**Exercise**
Skip the pictures and repeat each line of the data exactly.

**Exercise material**
◆ ◆ ◆

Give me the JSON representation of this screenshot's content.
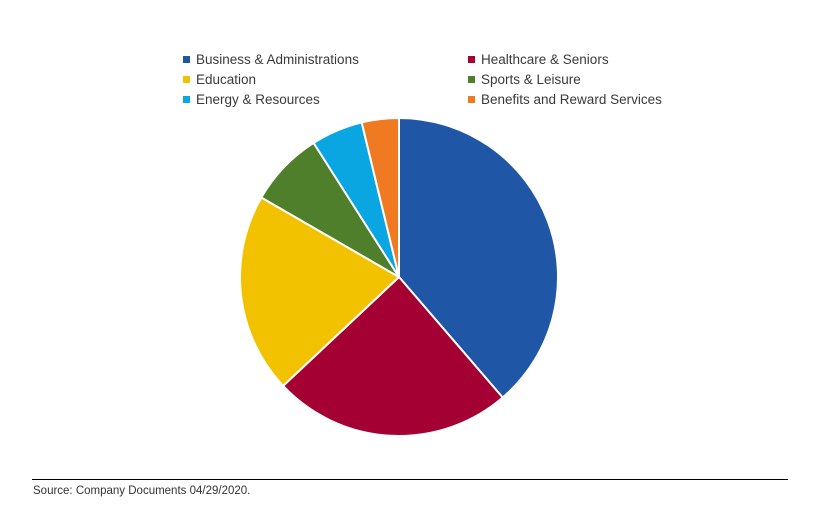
{
  "chart_data": {
    "type": "pie",
    "title": "",
    "slices": [
      {
        "label": "Business & Administrations",
        "value": 39,
        "color": "#1f56a6"
      },
      {
        "label": "Healthcare & Seniors",
        "value": 24.5,
        "color": "#a50034"
      },
      {
        "label": "Education",
        "value": 20.5,
        "color": "#f2c200"
      },
      {
        "label": "Sports & Leisure",
        "value": 7.7,
        "color": "#4f7f2a"
      },
      {
        "label": "Energy & Resources",
        "value": 5.3,
        "color": "#0aa6e2"
      },
      {
        "label": "Benefits and Reward Services",
        "value": 3.8,
        "color": "#f07a21"
      }
    ],
    "legend_order": [
      0,
      1,
      2,
      3,
      4,
      5
    ],
    "legend_position": "top",
    "start_angle": "12 o'clock",
    "direction": "clockwise"
  },
  "source": "Source: Company Documents 04/29/2020."
}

◆ ◆ ◆

**Full answer**
Give me the JSON representation of this screenshot's content.
{
  "chart_data": {
    "type": "pie",
    "title": "",
    "slices": [
      {
        "label": "Business & Administrations",
        "value": 39,
        "color": "#1f56a6"
      },
      {
        "label": "Healthcare & Seniors",
        "value": 24.5,
        "color": "#a50034"
      },
      {
        "label": "Education",
        "value": 20.5,
        "color": "#f2c200"
      },
      {
        "label": "Sports & Leisure",
        "value": 7.7,
        "color": "#4f7f2a"
      },
      {
        "label": "Energy & Resources",
        "value": 5.3,
        "color": "#0aa6e2"
      },
      {
        "label": "Benefits and Reward Services",
        "value": 3.8,
        "color": "#f07a21"
      }
    ],
    "legend_order": [
      0,
      1,
      2,
      3,
      4,
      5
    ],
    "legend_position": "top",
    "start_angle": "12 o'clock",
    "direction": "clockwise"
  },
  "source": "Source: Company Documents 04/29/2020."
}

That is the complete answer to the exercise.